- _What the task requires_: Copy every entry word for word. Skip the pictures.

— start of Source data —

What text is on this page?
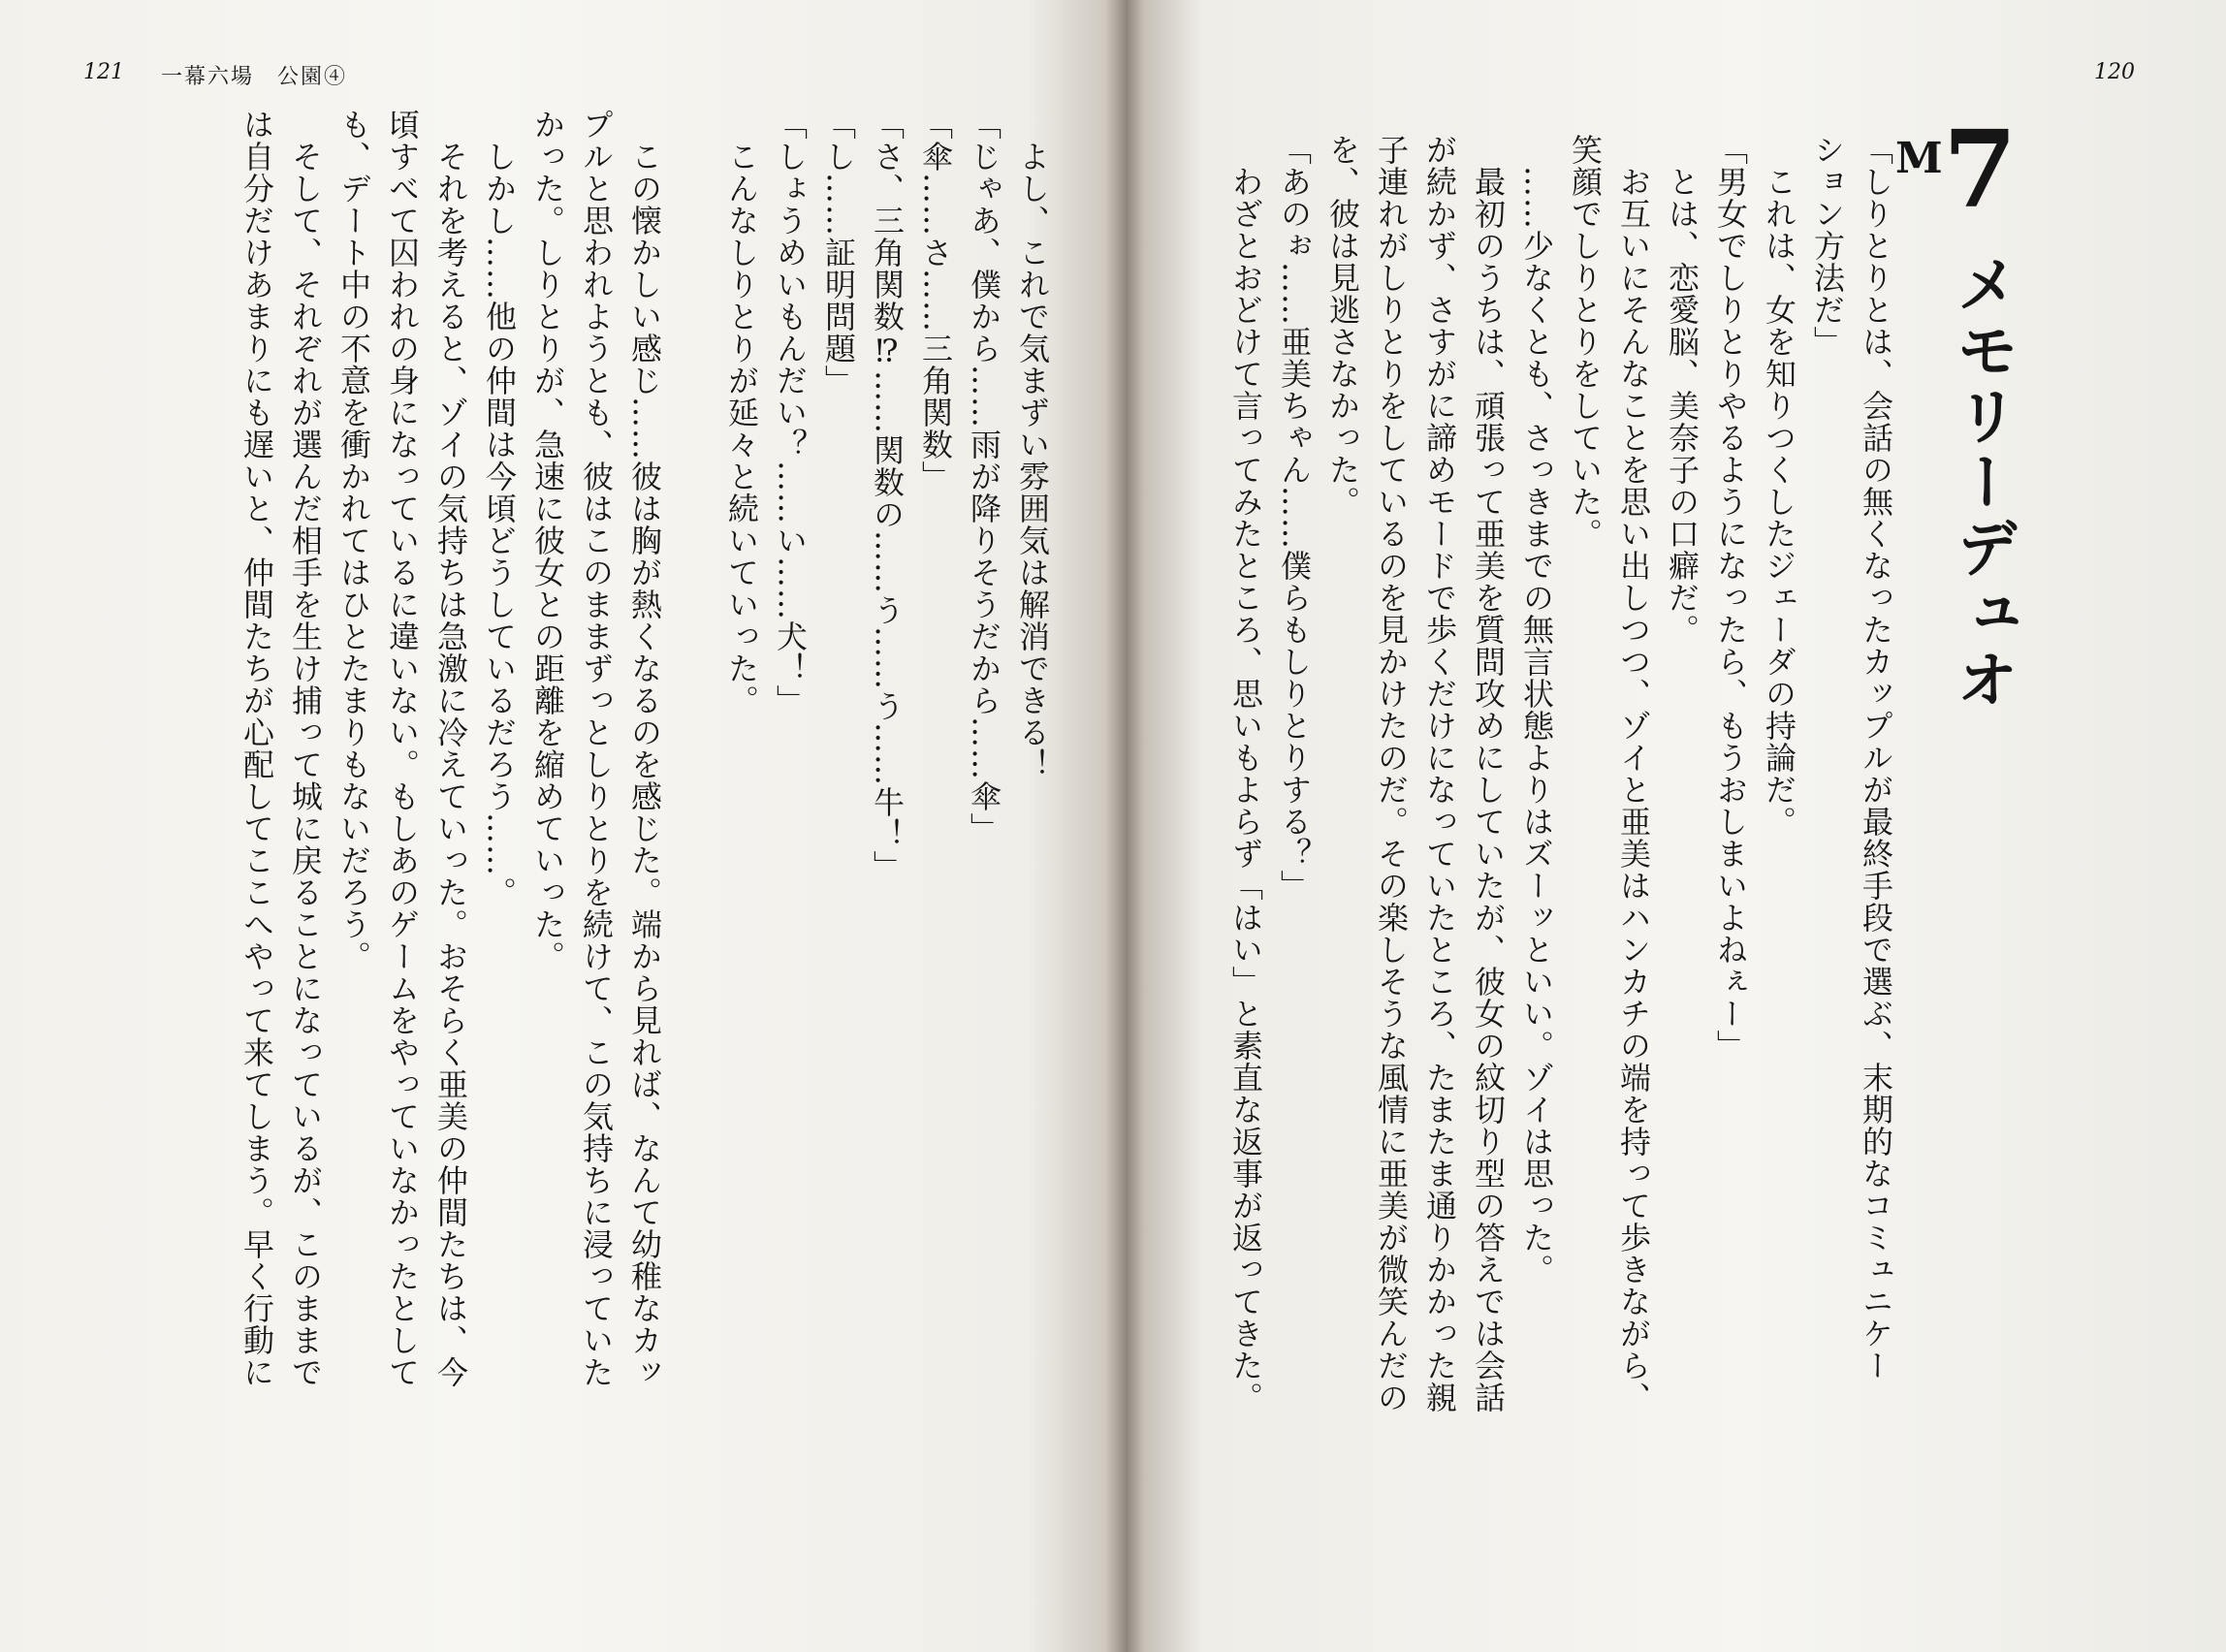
121 一幕六場　公園④
　よし、これで気まずい雰囲気は解消できる！
「じゃあ、僕から……雨が降りそうだから……傘」
「傘……さ……三角関数」
「さ、三角関数⁉……関数の……う……う……牛！」
「し……証明問題」
「しょうめいもんだい？……い……犬！」
　こんなしりとりが延々と続いていった。

　この懐かしい感じ……彼は胸が熱くなるのを感じた。端から見れば、なんて幼稚なカッ
プルと思われようとも、彼はこのままずっとしりとりを続けて、この気持ちに浸っていた
かった。しりとりが、急速に彼女との距離を縮めていった。
　しかし……他の仲間は今頃どうしているだろう……。
　それを考えると、ゾイの気持ちは急激に冷えていった。おそらく亜美の仲間たちは、今
頃すべて囚われの身になっているに違いない。もしあのゲームをやっていなかったとして
も、デート中の不意を衝かれてはひとたまりもないだろう。
　そして、それぞれが選んだ相手を生け捕って城に戻ることになっているが、このままで
は自分だけあまりにも遅いと、仲間たちが心配してここへやって来てしまう。早く行動に
120
M 7
メモリーデュオ
「しりとりとは、会話の無くなったカップルが最終手段で選ぶ、末期的なコミュニケー
ション方法だ」
　これは、女を知りつくしたジェーダの持論だ。
「男女でしりとりやるようになったら、もうおしまいよねぇー」
　とは、恋愛脳、美奈子の口癖だ。
　お互いにそんなことを思い出しつつ、ゾイと亜美はハンカチの端を持って歩きながら、
笑顔でしりとりをしていた。
　……少なくとも、さっきまでの無言状態よりはズーッといい。ゾイは思った。
　最初のうちは、頑張って亜美を質問攻めにしていたが、彼女の紋切り型の答えでは会話
が続かず、さすがに諦めモードで歩くだけになっていたところ、たまたま通りかかった親
子連れがしりとりをしているのを見かけたのだ。その楽しそうな風情に亜美が微笑んだの
を、彼は見逃さなかった。
「あのぉ……亜美ちゃん……僕らもしりとりする？」
　わざとおどけて言ってみたところ、思いもよらず「はい」と素直な返事が返ってきた。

— end of Source data —

- _Worked solution_:
What text is on this page?
121 一幕六場　公園④
　よし、これで気まずい雰囲気は解消できる！
「じゃあ、僕から……雨が降りそうだから……傘」
「傘……さ……三角関数」
「さ、三角関数⁉……関数の……う……う……牛！」
「し……証明問題」
「しょうめいもんだい？……い……犬！」
　こんなしりとりが延々と続いていった。

　この懐かしい感じ……彼は胸が熱くなるのを感じた。端から見れば、なんて幼稚なカッ
プルと思われようとも、彼はこのままずっとしりとりを続けて、この気持ちに浸っていた
かった。しりとりが、急速に彼女との距離を縮めていった。
　しかし……他の仲間は今頃どうしているだろう……。
　それを考えると、ゾイの気持ちは急激に冷えていった。おそらく亜美の仲間たちは、今
頃すべて囚われの身になっているに違いない。もしあのゲームをやっていなかったとして
も、デート中の不意を衝かれてはひとたまりもないだろう。
　そして、それぞれが選んだ相手を生け捕って城に戻ることになっているが、このままで
は自分だけあまりにも遅いと、仲間たちが心配してここへやって来てしまう。早く行動に
120
M 7
メモリーデュオ
「しりとりとは、会話の無くなったカップルが最終手段で選ぶ、末期的なコミュニケー
ション方法だ」
　これは、女を知りつくしたジェーダの持論だ。
「男女でしりとりやるようになったら、もうおしまいよねぇー」
　とは、恋愛脳、美奈子の口癖だ。
　お互いにそんなことを思い出しつつ、ゾイと亜美はハンカチの端を持って歩きながら、
笑顔でしりとりをしていた。
　……少なくとも、さっきまでの無言状態よりはズーッといい。ゾイは思った。
　最初のうちは、頑張って亜美を質問攻めにしていたが、彼女の紋切り型の答えでは会話
が続かず、さすがに諦めモードで歩くだけになっていたところ、たまたま通りかかった親
子連れがしりとりをしているのを見かけたのだ。その楽しそうな風情に亜美が微笑んだの
を、彼は見逃さなかった。
「あのぉ……亜美ちゃん……僕らもしりとりする？」
　わざとおどけて言ってみたところ、思いもよらず「はい」と素直な返事が返ってきた。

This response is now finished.